Filter the entries below, keeping only lines with the word "content".

━━━━━━━━

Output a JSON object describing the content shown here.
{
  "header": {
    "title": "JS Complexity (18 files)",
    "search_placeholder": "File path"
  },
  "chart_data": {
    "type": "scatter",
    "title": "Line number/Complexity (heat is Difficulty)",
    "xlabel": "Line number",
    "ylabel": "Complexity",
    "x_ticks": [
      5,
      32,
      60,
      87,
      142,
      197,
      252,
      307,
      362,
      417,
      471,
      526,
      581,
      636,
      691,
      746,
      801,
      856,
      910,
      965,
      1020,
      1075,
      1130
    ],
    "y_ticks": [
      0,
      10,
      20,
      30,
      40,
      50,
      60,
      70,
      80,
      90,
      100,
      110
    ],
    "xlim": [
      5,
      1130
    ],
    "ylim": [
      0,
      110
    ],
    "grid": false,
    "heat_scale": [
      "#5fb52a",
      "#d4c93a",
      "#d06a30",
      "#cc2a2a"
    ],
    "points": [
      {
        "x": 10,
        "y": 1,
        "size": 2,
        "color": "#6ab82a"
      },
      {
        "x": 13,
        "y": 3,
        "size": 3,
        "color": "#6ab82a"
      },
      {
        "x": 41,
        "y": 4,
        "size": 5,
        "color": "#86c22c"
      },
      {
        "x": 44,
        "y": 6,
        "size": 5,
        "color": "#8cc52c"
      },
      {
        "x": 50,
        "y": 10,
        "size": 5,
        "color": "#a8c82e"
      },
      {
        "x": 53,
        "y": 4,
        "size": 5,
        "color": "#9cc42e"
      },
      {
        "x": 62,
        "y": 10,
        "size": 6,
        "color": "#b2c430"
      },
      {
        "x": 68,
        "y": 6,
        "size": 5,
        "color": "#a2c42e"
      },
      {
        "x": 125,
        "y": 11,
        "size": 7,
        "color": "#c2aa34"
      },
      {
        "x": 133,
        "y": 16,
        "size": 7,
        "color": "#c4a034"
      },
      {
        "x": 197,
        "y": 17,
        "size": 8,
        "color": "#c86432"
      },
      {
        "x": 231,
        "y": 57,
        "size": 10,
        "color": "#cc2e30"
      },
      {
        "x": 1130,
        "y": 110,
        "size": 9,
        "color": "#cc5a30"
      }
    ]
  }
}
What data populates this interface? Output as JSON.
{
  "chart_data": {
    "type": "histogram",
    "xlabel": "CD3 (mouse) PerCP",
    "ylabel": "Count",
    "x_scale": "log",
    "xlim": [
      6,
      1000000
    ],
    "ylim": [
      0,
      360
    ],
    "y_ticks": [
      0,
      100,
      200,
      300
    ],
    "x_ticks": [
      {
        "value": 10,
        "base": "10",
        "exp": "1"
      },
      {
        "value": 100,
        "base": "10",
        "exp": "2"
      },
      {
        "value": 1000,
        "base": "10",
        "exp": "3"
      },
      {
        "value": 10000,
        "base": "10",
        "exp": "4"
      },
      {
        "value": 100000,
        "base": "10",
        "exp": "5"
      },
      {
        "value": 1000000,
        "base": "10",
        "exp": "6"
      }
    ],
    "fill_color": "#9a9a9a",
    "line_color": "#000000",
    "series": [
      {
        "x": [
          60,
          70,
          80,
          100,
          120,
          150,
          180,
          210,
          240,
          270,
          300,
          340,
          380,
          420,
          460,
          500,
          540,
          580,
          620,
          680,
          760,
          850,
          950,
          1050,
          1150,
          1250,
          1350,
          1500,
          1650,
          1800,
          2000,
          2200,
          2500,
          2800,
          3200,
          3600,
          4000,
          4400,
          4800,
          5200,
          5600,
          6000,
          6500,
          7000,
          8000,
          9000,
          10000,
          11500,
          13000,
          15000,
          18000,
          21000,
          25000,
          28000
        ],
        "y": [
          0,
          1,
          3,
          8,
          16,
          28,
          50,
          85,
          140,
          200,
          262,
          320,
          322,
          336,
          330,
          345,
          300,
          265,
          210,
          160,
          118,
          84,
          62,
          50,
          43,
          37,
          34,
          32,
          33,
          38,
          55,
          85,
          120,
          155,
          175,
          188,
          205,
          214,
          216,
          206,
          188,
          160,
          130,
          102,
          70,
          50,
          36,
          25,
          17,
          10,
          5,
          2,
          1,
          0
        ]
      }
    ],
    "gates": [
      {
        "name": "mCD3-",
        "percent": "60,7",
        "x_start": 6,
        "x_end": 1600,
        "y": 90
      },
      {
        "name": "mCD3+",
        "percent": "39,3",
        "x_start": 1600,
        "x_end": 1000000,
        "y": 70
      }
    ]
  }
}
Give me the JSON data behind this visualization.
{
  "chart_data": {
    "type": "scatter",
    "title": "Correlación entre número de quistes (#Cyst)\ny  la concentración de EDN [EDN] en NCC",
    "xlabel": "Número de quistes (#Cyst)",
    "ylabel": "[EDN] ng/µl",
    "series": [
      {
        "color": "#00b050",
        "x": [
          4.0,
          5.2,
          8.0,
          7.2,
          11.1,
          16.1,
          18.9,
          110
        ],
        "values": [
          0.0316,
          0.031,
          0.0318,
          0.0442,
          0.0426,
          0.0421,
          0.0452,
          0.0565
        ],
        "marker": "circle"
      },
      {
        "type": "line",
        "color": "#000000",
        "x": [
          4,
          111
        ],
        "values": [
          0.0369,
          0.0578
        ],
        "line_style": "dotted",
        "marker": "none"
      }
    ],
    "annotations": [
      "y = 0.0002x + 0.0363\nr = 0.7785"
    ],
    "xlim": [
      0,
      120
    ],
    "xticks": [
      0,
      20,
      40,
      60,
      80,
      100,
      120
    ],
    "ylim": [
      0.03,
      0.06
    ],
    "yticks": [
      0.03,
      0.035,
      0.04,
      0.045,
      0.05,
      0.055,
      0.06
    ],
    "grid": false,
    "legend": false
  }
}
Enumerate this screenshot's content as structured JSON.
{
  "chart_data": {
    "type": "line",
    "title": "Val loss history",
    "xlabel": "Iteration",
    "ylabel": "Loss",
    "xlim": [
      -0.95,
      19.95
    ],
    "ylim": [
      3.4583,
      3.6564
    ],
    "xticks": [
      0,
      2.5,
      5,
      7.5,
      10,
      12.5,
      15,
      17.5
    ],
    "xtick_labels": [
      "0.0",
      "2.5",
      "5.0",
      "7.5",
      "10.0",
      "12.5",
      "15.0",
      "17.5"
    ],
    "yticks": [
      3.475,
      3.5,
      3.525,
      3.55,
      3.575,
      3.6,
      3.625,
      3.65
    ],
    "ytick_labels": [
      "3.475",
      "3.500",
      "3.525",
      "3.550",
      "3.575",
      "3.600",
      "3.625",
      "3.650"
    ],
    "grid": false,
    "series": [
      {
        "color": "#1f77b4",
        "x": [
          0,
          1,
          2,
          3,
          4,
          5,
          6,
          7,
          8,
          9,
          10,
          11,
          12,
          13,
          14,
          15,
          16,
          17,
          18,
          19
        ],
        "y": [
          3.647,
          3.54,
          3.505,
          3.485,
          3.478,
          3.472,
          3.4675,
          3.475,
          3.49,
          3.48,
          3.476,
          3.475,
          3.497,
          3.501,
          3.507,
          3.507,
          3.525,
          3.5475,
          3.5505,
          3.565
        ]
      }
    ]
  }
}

━━━━━━━━

■ **TASK OUTPUT**:
Output a JSON object describing the content shown here.
Enumerate this screenshot's content as structured JSON.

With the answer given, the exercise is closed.